DATA TO USE:

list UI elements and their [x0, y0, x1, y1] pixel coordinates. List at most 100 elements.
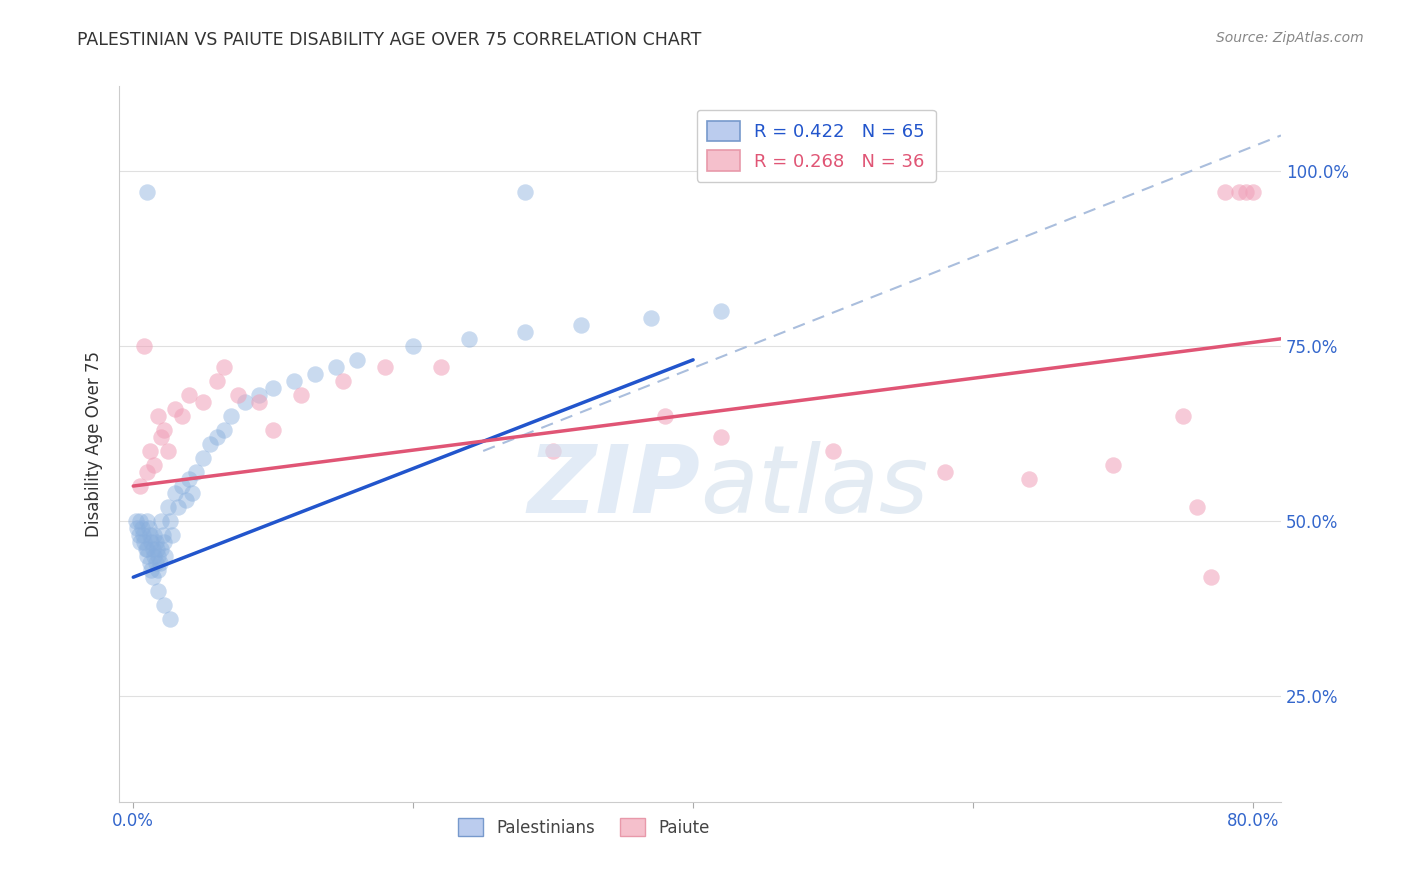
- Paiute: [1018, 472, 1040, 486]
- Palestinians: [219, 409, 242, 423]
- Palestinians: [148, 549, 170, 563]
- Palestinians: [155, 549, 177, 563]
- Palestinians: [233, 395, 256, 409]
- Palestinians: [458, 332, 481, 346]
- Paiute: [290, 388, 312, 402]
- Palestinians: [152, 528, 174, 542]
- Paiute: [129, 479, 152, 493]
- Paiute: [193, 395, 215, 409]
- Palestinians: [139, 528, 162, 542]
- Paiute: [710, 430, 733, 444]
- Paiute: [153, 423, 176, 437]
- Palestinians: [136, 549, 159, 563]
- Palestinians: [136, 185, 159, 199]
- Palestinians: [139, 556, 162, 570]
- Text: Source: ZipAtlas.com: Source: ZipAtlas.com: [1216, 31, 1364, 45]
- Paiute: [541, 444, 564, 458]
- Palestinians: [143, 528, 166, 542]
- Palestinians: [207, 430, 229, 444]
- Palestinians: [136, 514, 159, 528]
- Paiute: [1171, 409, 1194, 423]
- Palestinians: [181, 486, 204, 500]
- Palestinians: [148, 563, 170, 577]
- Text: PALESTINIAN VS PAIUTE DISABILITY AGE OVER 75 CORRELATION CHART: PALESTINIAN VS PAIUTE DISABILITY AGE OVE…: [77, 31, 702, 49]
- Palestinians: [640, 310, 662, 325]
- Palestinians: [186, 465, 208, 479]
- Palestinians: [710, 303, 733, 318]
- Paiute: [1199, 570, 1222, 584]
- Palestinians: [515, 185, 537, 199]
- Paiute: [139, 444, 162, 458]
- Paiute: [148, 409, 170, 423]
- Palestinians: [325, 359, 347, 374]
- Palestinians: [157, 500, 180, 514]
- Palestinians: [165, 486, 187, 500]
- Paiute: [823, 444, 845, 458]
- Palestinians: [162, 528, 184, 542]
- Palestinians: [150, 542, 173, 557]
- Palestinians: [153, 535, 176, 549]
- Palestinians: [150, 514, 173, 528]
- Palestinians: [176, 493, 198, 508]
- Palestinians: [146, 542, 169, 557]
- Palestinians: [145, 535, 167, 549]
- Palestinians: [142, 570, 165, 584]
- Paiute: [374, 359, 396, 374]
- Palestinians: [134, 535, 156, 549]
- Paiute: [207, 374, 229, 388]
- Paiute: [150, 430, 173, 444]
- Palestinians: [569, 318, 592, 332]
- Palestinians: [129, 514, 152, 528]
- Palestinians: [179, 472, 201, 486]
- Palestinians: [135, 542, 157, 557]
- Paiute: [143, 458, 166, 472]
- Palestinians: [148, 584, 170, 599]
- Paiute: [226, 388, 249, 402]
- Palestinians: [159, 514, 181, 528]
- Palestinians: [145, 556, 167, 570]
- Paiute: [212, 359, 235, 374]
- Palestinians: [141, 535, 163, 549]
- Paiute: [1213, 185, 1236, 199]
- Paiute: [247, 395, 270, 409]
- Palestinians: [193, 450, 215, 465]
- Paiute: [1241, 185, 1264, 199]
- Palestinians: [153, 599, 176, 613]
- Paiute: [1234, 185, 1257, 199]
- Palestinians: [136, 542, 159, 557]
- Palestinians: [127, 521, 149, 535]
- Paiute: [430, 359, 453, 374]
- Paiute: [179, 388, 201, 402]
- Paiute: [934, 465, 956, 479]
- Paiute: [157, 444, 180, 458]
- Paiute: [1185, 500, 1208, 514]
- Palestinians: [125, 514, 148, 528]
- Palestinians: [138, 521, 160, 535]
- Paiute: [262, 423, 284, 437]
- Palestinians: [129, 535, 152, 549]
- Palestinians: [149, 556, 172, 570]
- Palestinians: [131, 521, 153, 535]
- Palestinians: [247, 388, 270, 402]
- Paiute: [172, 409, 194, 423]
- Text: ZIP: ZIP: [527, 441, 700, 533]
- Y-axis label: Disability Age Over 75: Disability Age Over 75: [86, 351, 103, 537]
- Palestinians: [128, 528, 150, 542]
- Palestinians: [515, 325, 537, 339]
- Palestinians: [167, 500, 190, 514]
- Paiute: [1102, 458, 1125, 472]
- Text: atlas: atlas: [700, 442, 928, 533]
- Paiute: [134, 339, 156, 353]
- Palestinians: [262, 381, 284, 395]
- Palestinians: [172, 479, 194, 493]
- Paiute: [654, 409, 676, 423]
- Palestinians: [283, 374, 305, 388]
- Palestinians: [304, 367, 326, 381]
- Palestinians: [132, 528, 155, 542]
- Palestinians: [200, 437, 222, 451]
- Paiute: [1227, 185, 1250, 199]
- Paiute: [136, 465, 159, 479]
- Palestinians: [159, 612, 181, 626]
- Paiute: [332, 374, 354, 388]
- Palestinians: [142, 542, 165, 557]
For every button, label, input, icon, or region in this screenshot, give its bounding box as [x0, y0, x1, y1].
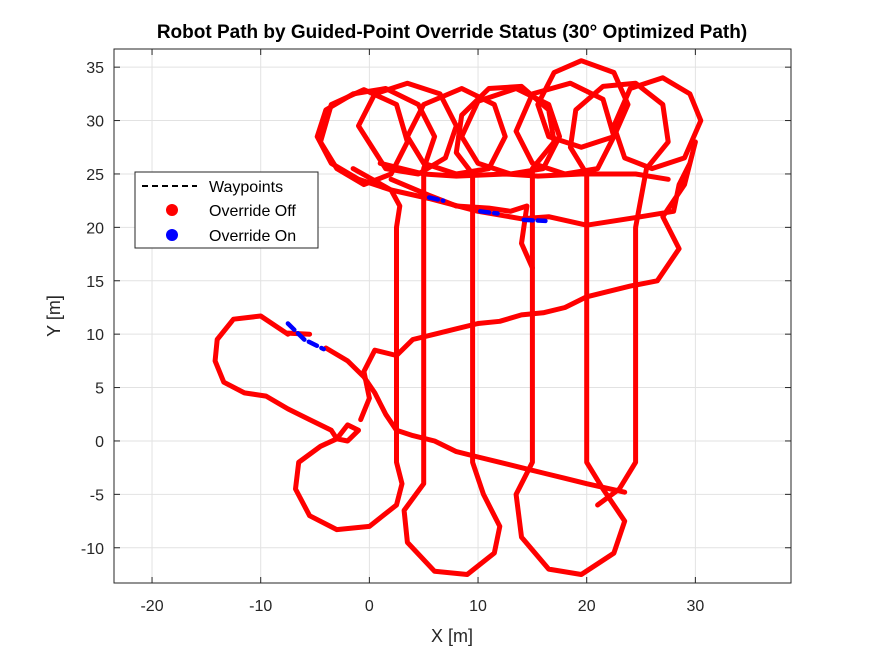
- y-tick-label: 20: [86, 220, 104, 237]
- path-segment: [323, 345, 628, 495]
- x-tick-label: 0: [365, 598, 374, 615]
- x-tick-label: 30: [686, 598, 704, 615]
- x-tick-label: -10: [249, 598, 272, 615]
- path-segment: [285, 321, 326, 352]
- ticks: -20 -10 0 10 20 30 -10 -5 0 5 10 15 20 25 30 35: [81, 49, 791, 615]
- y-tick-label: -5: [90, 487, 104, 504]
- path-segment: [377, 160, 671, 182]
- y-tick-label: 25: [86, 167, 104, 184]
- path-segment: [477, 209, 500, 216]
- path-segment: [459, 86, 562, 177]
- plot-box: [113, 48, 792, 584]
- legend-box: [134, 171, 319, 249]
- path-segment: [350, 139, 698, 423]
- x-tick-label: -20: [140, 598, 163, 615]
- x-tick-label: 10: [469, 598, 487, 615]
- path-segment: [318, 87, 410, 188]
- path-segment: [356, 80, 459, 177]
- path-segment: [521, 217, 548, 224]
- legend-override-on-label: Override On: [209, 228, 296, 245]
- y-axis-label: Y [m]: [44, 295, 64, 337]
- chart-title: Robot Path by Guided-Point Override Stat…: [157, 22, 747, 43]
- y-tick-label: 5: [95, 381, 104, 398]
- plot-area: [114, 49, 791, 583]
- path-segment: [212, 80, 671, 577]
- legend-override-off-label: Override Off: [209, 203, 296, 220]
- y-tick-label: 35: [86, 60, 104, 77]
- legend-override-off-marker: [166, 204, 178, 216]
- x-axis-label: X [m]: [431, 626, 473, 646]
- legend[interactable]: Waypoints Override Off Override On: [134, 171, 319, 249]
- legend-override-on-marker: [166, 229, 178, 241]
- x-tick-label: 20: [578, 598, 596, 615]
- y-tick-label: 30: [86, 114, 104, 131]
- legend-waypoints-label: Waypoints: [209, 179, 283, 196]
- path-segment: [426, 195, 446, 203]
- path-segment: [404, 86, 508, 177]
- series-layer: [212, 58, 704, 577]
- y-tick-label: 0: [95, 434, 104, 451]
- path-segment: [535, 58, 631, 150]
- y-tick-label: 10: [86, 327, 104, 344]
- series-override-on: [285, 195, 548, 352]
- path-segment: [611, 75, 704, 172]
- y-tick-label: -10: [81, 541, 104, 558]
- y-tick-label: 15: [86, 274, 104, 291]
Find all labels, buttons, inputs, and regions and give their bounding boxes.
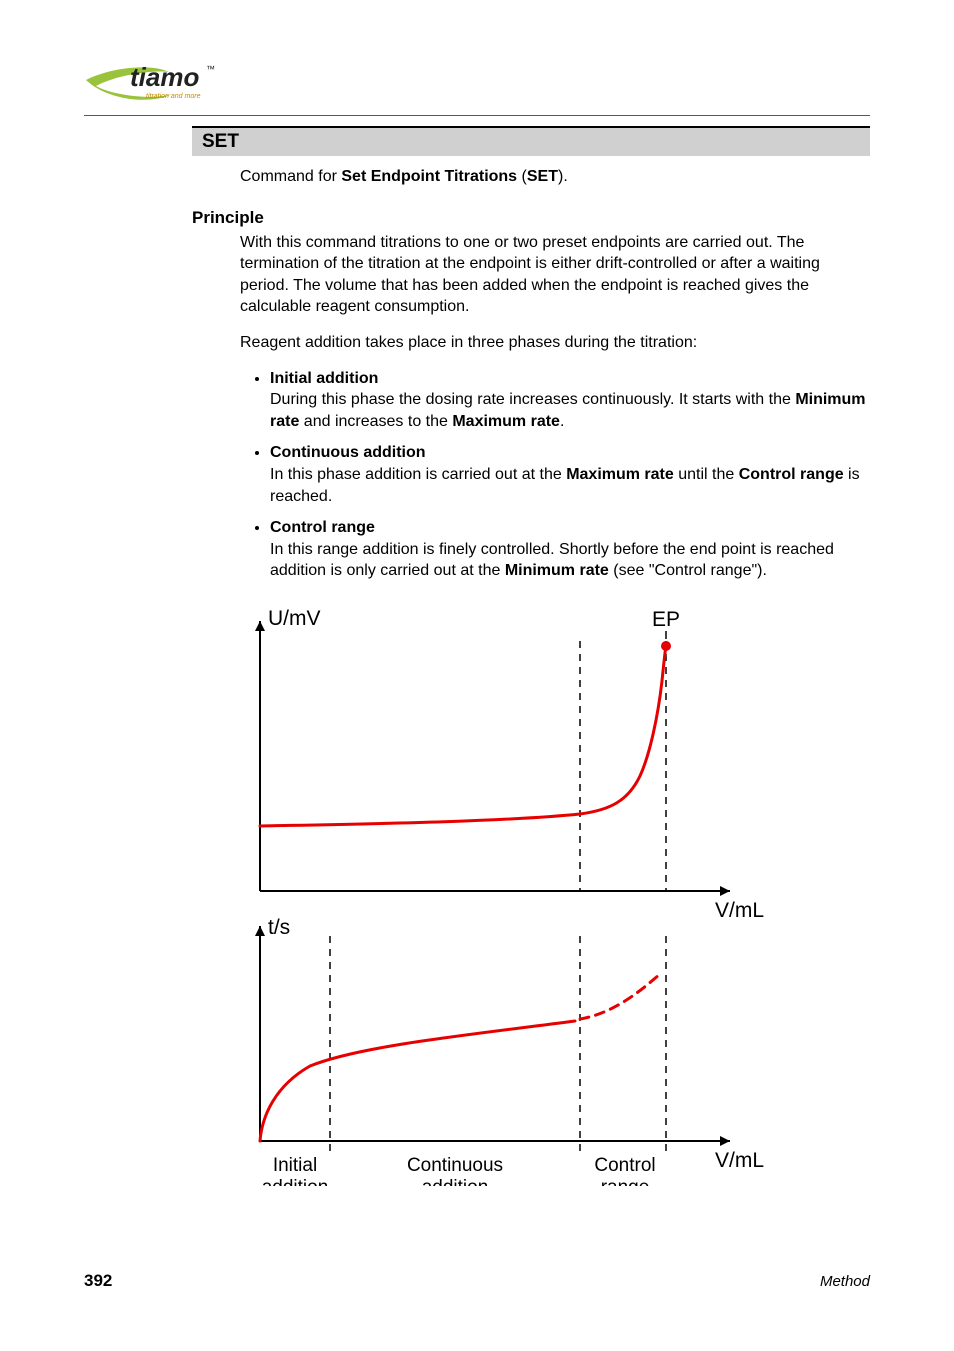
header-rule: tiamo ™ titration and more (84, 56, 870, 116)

DIRECTIONS FOR THIS TASK: Copy all of the entries above word for word, leaving out the pictures.

COMPLETED EXERCISE:
list UI elements and their [x0, y0, x1, y1] pixel coordinates. List at most 100 elements.
- Paiute: [1018, 472, 1040, 486]
- Palestinians: [219, 409, 242, 423]
- Palestinians: [148, 549, 170, 563]
- Palestinians: [155, 549, 177, 563]
- Palestinians: [233, 395, 256, 409]
- Palestinians: [458, 332, 481, 346]
- Paiute: [290, 388, 312, 402]
- Palestinians: [152, 528, 174, 542]
- Paiute: [129, 479, 152, 493]
- Paiute: [193, 395, 215, 409]
- Palestinians: [139, 528, 162, 542]
- Paiute: [710, 430, 733, 444]
- Paiute: [153, 423, 176, 437]
- Palestinians: [136, 549, 159, 563]
- Palestinians: [136, 185, 159, 199]
- Palestinians: [139, 556, 162, 570]
- Text: Source: ZipAtlas.com: Source: ZipAtlas.com: [1216, 31, 1364, 45]
- Paiute: [541, 444, 564, 458]
- Palestinians: [143, 528, 166, 542]
- Palestinians: [207, 430, 229, 444]
- Palestinians: [136, 514, 159, 528]
- Paiute: [1171, 409, 1194, 423]
- Palestinians: [181, 486, 204, 500]
- Palestinians: [148, 563, 170, 577]
- Text: PALESTINIAN VS PAIUTE DISABILITY AGE OVER 75 CORRELATION CHART: PALESTINIAN VS PAIUTE DISABILITY AGE OVE…: [77, 31, 702, 49]
- Palestinians: [640, 310, 662, 325]
- Palestinians: [186, 465, 208, 479]
- Palestinians: [710, 303, 733, 318]
- Paiute: [1199, 570, 1222, 584]
- Palestinians: [515, 185, 537, 199]
- Paiute: [139, 444, 162, 458]
- Paiute: [148, 409, 170, 423]
- Palestinians: [325, 359, 347, 374]
- Palestinians: [157, 500, 180, 514]
- Palestinians: [165, 486, 187, 500]
- Paiute: [823, 444, 845, 458]
- Palestinians: [162, 528, 184, 542]
- Palestinians: [150, 542, 173, 557]
- Palestinians: [153, 535, 176, 549]
- Palestinians: [150, 514, 173, 528]
- Palestinians: [176, 493, 198, 508]
- Palestinians: [146, 542, 169, 557]
- Palestinians: [145, 535, 167, 549]
- Palestinians: [142, 570, 165, 584]
- Paiute: [374, 359, 396, 374]
- Palestinians: [134, 535, 156, 549]
- Paiute: [207, 374, 229, 388]
- Paiute: [150, 430, 173, 444]
- Palestinians: [569, 318, 592, 332]
- Palestinians: [129, 514, 152, 528]
- Palestinians: [179, 472, 201, 486]
- Palestinians: [135, 542, 157, 557]
- Paiute: [143, 458, 166, 472]
- Palestinians: [148, 584, 170, 599]
- Paiute: [226, 388, 249, 402]
- Palestinians: [159, 514, 181, 528]
- Palestinians: [145, 556, 167, 570]
- Paiute: [212, 359, 235, 374]
- Palestinians: [141, 535, 163, 549]
- Paiute: [1213, 185, 1236, 199]
- Paiute: [247, 395, 270, 409]
- Palestinians: [193, 450, 215, 465]
- Paiute: [1241, 185, 1264, 199]
- Palestinians: [153, 599, 176, 613]
- Paiute: [1234, 185, 1257, 199]
- Palestinians: [136, 542, 159, 557]
- Palestinians: [127, 521, 149, 535]
- Paiute: [430, 359, 453, 374]
- Paiute: [179, 388, 201, 402]
- Paiute: [934, 465, 956, 479]
- Paiute: [157, 444, 180, 458]
- Paiute: [1185, 500, 1208, 514]
- Palestinians: [125, 514, 148, 528]
- Palestinians: [138, 521, 160, 535]
- Paiute: [262, 423, 284, 437]
- Palestinians: [129, 535, 152, 549]
- Palestinians: [149, 556, 172, 570]
- Palestinians: [131, 521, 153, 535]
- Palestinians: [247, 388, 270, 402]
- Paiute: [172, 409, 194, 423]
- Text: ZIP: ZIP: [527, 441, 700, 533]
- Y-axis label: Disability Age Over 75: Disability Age Over 75: [86, 351, 103, 537]
- Palestinians: [128, 528, 150, 542]
- Palestinians: [515, 325, 537, 339]
- Palestinians: [167, 500, 190, 514]
- Paiute: [1102, 458, 1125, 472]
- Text: atlas: atlas: [700, 442, 928, 533]
- Paiute: [134, 339, 156, 353]
- Palestinians: [262, 381, 284, 395]
- Palestinians: [172, 479, 194, 493]
- Paiute: [654, 409, 676, 423]
- Palestinians: [283, 374, 305, 388]
- Palestinians: [304, 367, 326, 381]
- Palestinians: [132, 528, 155, 542]
- Palestinians: [200, 437, 222, 451]
- Paiute: [1227, 185, 1250, 199]
- Paiute: [136, 465, 159, 479]
- Palestinians: [159, 612, 181, 626]
- Paiute: [332, 374, 354, 388]
- Palestinians: [142, 542, 165, 557]
For every button, label, input, icon, or region in this screenshot, give its bounding box as [x0, y0, x1, y1].
- y-tick-label: 20: [86, 220, 104, 237]
- path-segment: [323, 345, 628, 495]
- x-tick-label: 0: [365, 598, 374, 615]
- x-tick-label: 30: [686, 598, 704, 615]
- x-tick-label: -10: [249, 598, 272, 615]
- path-segment: [285, 321, 326, 352]
- ticks: -20 -10 0 10 20 30 -10 -5 0 5 10 15 20 25 30 35: [81, 49, 791, 615]
- y-tick-label: -5: [90, 487, 104, 504]
- path-segment: [377, 160, 671, 182]
- y-tick-label: 25: [86, 167, 104, 184]
- path-segment: [477, 209, 500, 216]
- path-segment: [459, 86, 562, 177]
- plot-box: [113, 48, 792, 584]
- legend-box: [134, 171, 319, 249]
- path-segment: [350, 139, 698, 423]
- x-tick-label: -20: [140, 598, 163, 615]
- x-tick-label: 10: [469, 598, 487, 615]
- path-segment: [318, 87, 410, 188]
- path-segment: [356, 80, 459, 177]
- path-segment: [521, 217, 548, 224]
- legend-override-on-label: Override On: [209, 228, 296, 245]
- y-axis-label: Y [m]: [44, 295, 64, 337]
- chart-title: Robot Path by Guided-Point Override Stat…: [157, 22, 747, 43]
- y-tick-label: 5: [95, 381, 104, 398]
- plot-area: [114, 49, 791, 583]
- path-segment: [212, 80, 671, 577]
- legend-override-off-label: Override Off: [209, 203, 296, 220]
- y-tick-label: 35: [86, 60, 104, 77]
- legend-override-off-marker: [166, 204, 178, 216]
- x-axis-label: X [m]: [431, 626, 473, 646]
- legend[interactable]: Waypoints Override Off Override On: [134, 171, 319, 249]
- legend-override-on-marker: [166, 229, 178, 241]
- x-tick-label: 20: [578, 598, 596, 615]
- y-tick-label: 30: [86, 114, 104, 131]
- legend-waypoints-label: Waypoints: [209, 179, 283, 196]
- path-segment: [426, 195, 446, 203]
- path-segment: [404, 86, 508, 177]
- series-layer: [212, 58, 704, 577]
- y-tick-label: 0: [95, 434, 104, 451]
- path-segment: [535, 58, 631, 150]
- y-tick-label: 10: [86, 327, 104, 344]
- series-override-on: [285, 195, 548, 352]
- path-segment: [611, 75, 704, 172]
- y-tick-label: -10: [81, 541, 104, 558]
- y-tick-label: 15: [86, 274, 104, 291]
Find all labels, buttons, inputs, and regions and give their bounding boxes.
header-rule: tiamo ™ titration and more (84, 56, 870, 116)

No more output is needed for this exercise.